** What you need to do **
1. In the text on cab cars and DMUs, what did the conditions of the FRA waiver for the lightweight Talgo require at each end of the train?
2. Output the portion of the cab car text starting at "Are cab cars, DMUs" and ending at "some equipment changes.".

** Text section **
►

Are cab cars, DMUs a safety problem?

In another thread I presented some ideas of how the current levels of fuel consumption of Amtrak corridor trains could be greatly improved with some equipment changes.

Much of the discussion had centered on whether load-factor assumptions are a “fair” way of assessing train fuel efficiency and whether load-factor could be increased by pricing policies. Now that Amtrak (looks like it may) have capital money to acquire new corridor equipment, what changes from standard practice would be practical to address fuel efficiency by reducing the fuel used per revenue seat?

A “standard” Amtrak corridor train is operated push-pull and has a 125 ton locomotive or NPCC “cabbage” care at each end. Don Oltmann suggested that the heavy, non-revenue “cabbage” car was an expedient when the F40s were retired as locomotives – prior to that, I understand that they used Metroliner cars with the electric motors, transformers and pantographs taken out. Even the Pacific Cascades Talgo, back in the pre-stress crack days when they were running Talgos, had this locomotive-cabbage book ends of the consist. In fact, the conditions of the FRA waiver for the lightweight Talgo were to have a non-revenue 125 ton mass at each end, either a locomotive or an NPCC.

I have picked out the NPCC as a fuel waster – not only is it the mass of two revenue cars, but the mismatch in height between it and the Horizon or Amfleet roofline results in added wind drag. When I had suggested dispensing with the NPCC to my local advocacy group, it was suggested that I wanted to take away life-saving safety measure to the train crews. On the other hand, the Pacific Surfliner is operated with a commuter-style cab car and does not use an NPCC.

◄

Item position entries
►

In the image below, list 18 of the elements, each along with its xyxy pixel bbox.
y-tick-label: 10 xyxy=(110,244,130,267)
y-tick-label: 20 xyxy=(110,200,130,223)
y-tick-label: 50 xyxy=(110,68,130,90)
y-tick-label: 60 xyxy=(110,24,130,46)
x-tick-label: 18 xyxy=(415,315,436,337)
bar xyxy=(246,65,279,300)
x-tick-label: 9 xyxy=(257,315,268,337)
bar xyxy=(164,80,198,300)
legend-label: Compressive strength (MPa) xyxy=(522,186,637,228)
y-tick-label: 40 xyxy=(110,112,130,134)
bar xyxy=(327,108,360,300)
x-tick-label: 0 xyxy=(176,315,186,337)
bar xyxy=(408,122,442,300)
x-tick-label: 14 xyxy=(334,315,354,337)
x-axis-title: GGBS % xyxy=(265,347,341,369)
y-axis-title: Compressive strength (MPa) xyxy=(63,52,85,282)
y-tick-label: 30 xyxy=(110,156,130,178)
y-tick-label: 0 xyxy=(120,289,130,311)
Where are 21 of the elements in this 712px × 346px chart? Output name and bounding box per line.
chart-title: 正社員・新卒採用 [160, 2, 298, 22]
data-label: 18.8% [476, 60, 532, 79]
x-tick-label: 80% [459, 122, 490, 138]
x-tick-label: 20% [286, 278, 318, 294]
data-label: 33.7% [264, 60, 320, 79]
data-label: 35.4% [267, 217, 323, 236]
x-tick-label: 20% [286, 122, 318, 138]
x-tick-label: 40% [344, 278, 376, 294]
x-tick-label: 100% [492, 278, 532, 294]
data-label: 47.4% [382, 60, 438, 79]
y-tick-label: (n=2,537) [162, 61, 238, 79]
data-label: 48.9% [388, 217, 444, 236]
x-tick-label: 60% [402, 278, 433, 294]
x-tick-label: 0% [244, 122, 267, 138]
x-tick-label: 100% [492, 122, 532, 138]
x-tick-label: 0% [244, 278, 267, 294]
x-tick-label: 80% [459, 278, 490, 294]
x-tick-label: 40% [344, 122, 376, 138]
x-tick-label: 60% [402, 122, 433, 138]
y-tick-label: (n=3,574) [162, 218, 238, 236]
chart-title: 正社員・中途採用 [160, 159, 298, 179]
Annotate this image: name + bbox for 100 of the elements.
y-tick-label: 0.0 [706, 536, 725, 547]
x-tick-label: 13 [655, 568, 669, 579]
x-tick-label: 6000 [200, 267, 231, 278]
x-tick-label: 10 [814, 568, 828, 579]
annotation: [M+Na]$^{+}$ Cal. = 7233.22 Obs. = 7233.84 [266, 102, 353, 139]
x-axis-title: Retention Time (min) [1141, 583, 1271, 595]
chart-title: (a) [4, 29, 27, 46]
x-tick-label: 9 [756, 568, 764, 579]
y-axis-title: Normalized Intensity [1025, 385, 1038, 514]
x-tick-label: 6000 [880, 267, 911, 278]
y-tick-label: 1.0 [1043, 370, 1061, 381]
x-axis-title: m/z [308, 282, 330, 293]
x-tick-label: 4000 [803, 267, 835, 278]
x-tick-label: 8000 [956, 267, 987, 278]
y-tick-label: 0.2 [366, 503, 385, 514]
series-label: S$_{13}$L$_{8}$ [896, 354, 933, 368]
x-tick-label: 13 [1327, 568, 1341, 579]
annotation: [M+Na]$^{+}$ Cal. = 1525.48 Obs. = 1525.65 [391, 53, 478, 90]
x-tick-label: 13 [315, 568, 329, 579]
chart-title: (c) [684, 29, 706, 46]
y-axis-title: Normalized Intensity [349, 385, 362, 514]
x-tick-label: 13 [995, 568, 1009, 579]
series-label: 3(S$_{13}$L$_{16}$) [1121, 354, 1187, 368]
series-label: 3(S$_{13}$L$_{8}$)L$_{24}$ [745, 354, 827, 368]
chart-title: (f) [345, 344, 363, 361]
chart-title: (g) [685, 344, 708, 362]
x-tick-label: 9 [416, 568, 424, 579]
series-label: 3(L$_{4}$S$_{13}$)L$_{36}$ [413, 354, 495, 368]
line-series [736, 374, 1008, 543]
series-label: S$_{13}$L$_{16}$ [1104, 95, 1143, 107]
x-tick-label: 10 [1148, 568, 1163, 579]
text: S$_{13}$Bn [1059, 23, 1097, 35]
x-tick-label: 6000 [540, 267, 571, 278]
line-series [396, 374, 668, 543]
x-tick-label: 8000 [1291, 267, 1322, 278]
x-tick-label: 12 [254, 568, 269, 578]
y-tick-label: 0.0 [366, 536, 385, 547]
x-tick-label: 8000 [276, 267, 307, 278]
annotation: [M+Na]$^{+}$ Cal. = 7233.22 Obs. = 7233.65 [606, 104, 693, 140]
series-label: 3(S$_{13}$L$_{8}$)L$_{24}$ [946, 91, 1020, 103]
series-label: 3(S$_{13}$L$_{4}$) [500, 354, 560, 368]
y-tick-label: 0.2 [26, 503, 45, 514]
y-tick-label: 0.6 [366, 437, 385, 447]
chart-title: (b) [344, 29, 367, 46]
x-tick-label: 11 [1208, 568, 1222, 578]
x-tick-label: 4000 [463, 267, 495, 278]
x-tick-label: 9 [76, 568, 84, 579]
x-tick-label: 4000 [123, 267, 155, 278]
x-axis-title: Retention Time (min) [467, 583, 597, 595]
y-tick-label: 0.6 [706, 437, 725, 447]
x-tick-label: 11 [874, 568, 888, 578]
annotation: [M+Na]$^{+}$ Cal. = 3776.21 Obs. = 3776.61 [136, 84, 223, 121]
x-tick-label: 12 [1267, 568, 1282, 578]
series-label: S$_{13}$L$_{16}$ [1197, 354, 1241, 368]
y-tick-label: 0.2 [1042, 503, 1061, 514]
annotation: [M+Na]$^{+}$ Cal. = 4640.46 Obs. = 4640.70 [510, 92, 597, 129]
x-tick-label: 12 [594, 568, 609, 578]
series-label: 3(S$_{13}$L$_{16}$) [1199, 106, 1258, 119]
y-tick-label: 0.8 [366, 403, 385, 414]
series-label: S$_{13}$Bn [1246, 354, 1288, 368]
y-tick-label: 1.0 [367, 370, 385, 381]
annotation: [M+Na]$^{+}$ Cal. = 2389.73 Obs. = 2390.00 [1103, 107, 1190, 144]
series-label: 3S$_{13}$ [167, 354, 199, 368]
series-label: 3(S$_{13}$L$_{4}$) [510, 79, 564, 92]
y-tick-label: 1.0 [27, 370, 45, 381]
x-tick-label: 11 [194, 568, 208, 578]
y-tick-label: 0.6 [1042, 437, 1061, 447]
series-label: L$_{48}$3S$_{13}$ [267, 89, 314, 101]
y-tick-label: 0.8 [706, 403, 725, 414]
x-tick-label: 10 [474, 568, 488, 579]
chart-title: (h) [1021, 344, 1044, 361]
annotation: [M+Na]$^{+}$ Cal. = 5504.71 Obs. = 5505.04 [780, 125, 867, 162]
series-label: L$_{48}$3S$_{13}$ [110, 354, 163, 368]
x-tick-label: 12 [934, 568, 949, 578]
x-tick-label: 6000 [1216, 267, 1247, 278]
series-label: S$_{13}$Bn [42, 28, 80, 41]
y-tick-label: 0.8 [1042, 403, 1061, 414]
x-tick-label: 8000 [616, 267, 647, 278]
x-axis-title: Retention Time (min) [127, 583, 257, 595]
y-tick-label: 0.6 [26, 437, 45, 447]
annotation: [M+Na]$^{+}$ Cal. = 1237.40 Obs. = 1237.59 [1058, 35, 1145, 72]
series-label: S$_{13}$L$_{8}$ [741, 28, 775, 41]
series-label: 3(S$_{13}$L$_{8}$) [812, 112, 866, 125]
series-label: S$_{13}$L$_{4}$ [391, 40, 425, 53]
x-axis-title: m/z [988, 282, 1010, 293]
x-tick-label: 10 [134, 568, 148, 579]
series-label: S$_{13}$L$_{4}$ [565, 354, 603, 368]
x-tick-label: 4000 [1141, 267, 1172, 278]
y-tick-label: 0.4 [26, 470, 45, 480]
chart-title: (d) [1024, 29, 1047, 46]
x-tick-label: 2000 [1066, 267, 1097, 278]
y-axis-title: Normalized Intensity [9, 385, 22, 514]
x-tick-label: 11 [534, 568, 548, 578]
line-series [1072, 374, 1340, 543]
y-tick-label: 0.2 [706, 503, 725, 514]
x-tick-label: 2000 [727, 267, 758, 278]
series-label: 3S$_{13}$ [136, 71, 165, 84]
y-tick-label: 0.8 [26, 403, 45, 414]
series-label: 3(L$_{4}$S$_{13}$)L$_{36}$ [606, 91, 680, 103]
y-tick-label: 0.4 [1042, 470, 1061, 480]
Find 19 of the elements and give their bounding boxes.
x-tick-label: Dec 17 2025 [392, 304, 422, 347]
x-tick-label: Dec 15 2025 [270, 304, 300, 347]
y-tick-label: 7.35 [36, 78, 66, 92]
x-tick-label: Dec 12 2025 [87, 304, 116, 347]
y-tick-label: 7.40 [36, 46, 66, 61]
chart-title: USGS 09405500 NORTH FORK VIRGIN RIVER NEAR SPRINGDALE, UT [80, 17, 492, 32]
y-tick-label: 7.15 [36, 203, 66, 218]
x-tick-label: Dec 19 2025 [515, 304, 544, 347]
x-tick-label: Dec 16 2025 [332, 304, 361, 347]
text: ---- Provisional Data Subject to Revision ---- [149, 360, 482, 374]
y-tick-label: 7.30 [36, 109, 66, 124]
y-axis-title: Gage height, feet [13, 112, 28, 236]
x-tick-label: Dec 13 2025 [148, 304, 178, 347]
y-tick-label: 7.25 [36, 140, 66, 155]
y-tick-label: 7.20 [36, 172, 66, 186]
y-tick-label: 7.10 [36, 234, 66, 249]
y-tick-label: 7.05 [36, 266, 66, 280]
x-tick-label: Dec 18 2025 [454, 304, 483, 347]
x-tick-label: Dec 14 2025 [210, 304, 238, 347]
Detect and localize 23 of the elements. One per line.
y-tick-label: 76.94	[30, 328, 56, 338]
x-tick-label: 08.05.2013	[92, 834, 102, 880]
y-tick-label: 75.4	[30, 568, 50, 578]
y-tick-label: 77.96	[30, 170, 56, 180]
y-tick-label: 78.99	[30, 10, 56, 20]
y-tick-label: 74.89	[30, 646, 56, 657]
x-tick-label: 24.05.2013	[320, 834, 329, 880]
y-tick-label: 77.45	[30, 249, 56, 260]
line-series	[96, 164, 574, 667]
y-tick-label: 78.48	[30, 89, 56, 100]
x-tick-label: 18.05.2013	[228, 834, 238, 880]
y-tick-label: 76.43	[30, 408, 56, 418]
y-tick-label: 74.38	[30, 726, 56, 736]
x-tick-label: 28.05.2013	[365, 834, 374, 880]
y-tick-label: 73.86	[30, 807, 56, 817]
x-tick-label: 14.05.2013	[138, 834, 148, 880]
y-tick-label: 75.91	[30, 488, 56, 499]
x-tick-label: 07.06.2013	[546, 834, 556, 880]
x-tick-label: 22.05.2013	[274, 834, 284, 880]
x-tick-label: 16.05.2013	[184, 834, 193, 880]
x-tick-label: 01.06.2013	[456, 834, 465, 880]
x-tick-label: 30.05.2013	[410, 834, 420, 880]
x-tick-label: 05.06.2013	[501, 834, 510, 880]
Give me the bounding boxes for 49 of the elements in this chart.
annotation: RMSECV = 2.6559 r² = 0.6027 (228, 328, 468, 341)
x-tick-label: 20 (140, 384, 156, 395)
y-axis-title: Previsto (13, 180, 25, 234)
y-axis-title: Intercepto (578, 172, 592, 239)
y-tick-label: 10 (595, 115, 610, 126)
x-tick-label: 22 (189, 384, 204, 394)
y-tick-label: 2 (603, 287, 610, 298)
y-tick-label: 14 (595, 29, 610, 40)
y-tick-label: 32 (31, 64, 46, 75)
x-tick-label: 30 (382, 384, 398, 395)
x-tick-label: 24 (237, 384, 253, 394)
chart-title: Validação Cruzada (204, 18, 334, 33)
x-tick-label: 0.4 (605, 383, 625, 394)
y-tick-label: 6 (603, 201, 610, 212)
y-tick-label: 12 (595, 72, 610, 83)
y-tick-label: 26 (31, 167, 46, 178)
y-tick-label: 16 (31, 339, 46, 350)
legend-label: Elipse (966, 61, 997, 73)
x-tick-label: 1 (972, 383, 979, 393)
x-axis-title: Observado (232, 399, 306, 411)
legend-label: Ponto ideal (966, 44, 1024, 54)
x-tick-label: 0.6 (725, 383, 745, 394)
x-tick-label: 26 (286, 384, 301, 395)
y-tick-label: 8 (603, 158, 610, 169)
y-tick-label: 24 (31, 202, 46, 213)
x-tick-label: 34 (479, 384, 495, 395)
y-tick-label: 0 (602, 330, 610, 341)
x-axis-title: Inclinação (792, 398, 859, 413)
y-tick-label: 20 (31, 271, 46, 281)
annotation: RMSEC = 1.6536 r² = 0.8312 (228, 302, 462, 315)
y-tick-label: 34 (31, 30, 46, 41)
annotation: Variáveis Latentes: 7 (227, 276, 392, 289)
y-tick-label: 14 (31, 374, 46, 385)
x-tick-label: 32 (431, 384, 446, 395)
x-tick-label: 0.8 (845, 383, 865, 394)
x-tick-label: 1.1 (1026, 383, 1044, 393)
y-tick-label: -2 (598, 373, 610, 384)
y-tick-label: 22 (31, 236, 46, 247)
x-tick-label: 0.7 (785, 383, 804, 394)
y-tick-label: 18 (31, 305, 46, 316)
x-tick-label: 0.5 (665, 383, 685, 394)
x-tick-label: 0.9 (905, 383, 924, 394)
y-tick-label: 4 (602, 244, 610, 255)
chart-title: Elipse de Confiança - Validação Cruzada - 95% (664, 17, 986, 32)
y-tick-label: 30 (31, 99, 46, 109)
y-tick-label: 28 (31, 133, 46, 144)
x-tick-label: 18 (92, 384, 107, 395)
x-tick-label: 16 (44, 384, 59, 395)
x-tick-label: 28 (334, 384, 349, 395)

◄

** Per-task answers **
1. A non-revenue 125 ton mass at each end, either a locomotive or an NPCC.

2.
Are cab cars, DMUs a safety problem?

In another thread I presented some ideas of how the current levels of fuel consumption of Amtrak corridor trains could be greatly improved with some equipment changes.